WHAT TO WORK ON
Find and copy every line in the records that includes the string "hulladékának".
[START]
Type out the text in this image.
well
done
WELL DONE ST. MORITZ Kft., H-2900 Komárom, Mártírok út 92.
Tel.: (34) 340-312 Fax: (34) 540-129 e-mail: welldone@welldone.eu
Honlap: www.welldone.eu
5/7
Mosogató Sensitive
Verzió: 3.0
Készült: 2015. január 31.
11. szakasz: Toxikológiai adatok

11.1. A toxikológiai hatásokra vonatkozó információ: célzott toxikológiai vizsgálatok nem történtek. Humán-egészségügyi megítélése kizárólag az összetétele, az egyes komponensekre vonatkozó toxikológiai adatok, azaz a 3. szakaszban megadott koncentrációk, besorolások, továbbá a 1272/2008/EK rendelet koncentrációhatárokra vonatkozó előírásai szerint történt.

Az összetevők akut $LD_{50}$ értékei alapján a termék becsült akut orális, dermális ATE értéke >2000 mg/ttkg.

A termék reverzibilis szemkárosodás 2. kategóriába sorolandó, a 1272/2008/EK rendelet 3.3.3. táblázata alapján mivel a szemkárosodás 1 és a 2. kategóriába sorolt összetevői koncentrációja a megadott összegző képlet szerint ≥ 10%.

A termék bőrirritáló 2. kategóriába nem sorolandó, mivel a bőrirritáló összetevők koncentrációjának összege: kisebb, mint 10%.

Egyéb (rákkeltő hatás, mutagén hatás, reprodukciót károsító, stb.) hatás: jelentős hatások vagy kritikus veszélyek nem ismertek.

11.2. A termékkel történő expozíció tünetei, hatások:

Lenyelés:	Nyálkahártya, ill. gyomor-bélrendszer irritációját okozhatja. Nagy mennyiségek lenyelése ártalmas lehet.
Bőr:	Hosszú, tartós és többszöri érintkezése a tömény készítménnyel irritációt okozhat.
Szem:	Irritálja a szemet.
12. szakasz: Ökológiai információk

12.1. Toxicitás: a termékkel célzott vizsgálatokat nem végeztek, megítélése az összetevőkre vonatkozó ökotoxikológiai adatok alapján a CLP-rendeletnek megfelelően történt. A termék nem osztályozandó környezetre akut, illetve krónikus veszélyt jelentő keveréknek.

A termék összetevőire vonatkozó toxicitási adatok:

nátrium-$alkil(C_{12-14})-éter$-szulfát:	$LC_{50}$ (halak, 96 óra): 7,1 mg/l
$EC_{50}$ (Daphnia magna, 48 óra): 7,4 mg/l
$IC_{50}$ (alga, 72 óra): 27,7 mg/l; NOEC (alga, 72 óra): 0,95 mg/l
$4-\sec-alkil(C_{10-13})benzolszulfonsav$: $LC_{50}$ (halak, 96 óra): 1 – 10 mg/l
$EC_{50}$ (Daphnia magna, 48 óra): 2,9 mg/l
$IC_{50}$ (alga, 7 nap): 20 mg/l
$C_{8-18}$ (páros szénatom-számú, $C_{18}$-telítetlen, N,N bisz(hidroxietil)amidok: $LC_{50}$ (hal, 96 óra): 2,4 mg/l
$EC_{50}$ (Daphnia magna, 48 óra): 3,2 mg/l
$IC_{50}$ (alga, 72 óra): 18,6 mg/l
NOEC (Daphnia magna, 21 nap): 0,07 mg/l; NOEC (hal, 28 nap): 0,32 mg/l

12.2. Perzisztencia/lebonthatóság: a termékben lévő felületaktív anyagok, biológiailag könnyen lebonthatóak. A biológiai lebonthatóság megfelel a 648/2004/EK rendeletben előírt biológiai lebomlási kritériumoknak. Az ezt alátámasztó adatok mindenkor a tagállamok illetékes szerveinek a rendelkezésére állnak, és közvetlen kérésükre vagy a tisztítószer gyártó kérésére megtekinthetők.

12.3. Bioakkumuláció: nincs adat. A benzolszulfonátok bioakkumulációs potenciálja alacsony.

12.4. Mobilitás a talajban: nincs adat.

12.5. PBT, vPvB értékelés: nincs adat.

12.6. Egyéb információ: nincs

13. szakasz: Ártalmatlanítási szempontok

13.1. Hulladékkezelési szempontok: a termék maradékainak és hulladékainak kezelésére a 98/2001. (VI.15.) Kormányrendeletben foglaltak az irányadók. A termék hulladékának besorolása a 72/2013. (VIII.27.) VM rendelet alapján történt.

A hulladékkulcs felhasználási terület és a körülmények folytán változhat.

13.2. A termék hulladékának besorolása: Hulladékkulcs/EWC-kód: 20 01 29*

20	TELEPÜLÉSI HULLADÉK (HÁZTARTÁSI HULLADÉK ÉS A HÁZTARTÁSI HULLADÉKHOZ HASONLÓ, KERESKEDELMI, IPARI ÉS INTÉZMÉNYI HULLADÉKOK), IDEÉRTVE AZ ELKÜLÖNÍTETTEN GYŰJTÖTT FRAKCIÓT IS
[END]
[START]
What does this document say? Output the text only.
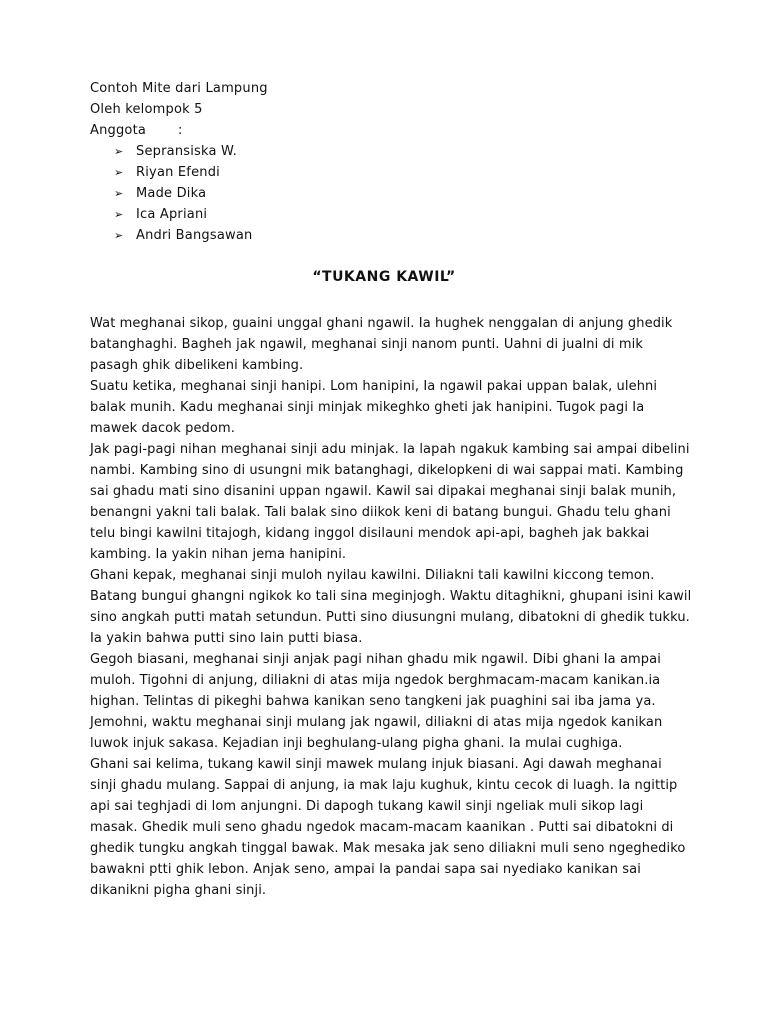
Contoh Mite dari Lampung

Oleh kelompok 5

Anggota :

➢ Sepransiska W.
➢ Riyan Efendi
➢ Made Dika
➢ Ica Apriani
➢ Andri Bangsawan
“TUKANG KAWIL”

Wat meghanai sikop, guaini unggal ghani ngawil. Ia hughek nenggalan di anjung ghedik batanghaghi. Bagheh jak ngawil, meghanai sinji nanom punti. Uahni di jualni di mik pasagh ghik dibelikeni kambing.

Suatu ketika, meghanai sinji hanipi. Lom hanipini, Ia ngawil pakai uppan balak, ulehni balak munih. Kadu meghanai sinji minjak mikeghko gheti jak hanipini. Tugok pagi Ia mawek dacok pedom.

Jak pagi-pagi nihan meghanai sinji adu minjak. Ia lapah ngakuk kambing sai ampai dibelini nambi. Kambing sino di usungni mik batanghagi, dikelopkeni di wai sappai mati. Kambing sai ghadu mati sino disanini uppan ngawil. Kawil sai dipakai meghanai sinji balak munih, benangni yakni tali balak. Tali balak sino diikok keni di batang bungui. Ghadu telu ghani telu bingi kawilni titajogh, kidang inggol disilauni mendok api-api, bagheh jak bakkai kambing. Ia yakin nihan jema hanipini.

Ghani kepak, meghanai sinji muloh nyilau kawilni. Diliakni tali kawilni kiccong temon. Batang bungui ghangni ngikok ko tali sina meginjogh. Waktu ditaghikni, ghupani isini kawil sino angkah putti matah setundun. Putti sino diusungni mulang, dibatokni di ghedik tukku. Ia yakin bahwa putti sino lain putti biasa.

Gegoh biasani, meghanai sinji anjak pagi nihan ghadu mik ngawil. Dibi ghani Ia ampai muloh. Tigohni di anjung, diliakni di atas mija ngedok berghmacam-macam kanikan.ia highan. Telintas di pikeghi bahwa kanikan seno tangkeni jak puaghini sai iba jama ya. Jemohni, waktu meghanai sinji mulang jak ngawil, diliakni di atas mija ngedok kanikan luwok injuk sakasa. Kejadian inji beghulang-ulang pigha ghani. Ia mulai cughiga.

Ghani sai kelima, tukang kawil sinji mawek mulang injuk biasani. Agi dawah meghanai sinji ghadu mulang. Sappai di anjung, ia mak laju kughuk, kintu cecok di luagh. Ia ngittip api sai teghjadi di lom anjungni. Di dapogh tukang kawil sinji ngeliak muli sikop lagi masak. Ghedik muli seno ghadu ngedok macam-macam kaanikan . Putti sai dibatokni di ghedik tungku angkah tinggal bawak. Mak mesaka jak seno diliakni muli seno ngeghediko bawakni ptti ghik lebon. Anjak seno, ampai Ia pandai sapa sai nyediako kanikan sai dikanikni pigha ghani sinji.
[END]
TASK ANSWER
13.1. Hulladékkezelési szempontok: a termék maradékainak és hulladékainak kezelésére a 98/2001. (VI.15.) Kormányrendeletben foglaltak az irányadók. A termék hulladékának besorolása a 72/2013. (VIII.27.) VM rendelet alapján történt.
13.2. A termék hulladékának besorolása: Hulladékkulcs/EWC-kód: 20 01 29*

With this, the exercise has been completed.